Set problem: Repeat the material verbatim. Images are excluded from the copy.

Stored records:
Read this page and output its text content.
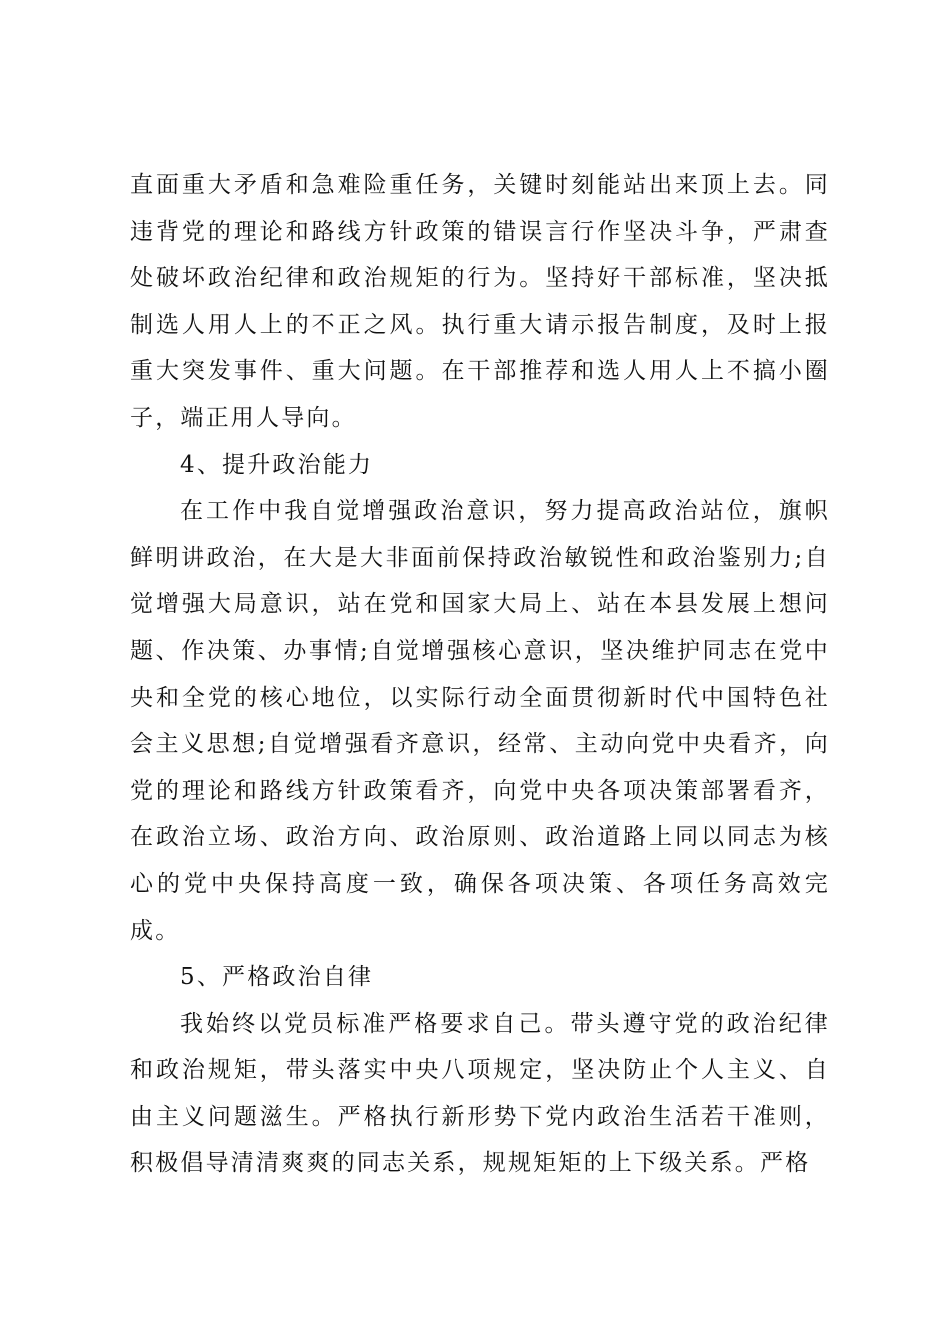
直面重大矛盾和急难险重任务，关键时刻能站出来顶上去。同违背党的理论和路线方针政策的错误言行作坚决斗争，严肃查处破坏政治纪律和政治规矩的行为。坚持好干部标准，坚决抵制选人用人上的不正之风。执行重大请示报告制度，及时上报重大突发事件、重大问题。在干部推荐和选人用人上不搞小圈子，端正用人导向。

4、提升政治能力

在工作中我自觉增强政治意识，努力提高政治站位，旗帜鲜明讲政治，在大是大非面前保持政治敏锐性和政治鉴别力;自觉增强大局意识，站在党和国家大局上、站在本县发展上想问题、作决策、办事情;自觉增强核心意识，坚决维护同志在党中央和全党的核心地位，以实际行动全面贯彻新时代中国特色社会主义思想;自觉增强看齐意识，经常、主动向党中央看齐，向党的理论和路线方针政策看齐，向党中央各项决策部署看齐，在政治立场、政治方向、政治原则、政治道路上同以同志为核心的党中央保持高度一致，确保各项决策、各项任务高效完成。

5、严格政治自律

我始终以党员标准严格要求自己。带头遵守党的政治纪律和政治规矩，带头落实中央八项规定，坚决防止个人主义、自由主义问题滋生。严格执行新形势下党内政治生活若干准则，积极倡导清清爽爽的同志关系，规规矩矩的上下级关系。严格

Result below:
Read this page and output its text content.
直面重大矛盾和急难险重任务，关键时刻能站出来顶上去。同违背党的理论和路线方针政策的错误言行作坚决斗争，严肃查处破坏政治纪律和政治规矩的行为。坚持好干部标准，坚决抵制选人用人上的不正之风。执行重大请示报告制度，及时上报重大突发事件、重大问题。在干部推荐和选人用人上不搞小圈子，端正用人导向。

4、提升政治能力

在工作中我自觉增强政治意识，努力提高政治站位，旗帜鲜明讲政治，在大是大非面前保持政治敏锐性和政治鉴别力;自觉增强大局意识，站在党和国家大局上、站在本县发展上想问题、作决策、办事情;自觉增强核心意识，坚决维护同志在党中央和全党的核心地位，以实际行动全面贯彻新时代中国特色社会主义思想;自觉增强看齐意识，经常、主动向党中央看齐，向党的理论和路线方针政策看齐，向党中央各项决策部署看齐，在政治立场、政治方向、政治原则、政治道路上同以同志为核心的党中央保持高度一致，确保各项决策、各项任务高效完成。

5、严格政治自律

我始终以党员标准严格要求自己。带头遵守党的政治纪律和政治规矩，带头落实中央八项规定，坚决防止个人主义、自由主义问题滋生。严格执行新形势下党内政治生活若干准则，积极倡导清清爽爽的同志关系，规规矩矩的上下级关系。严格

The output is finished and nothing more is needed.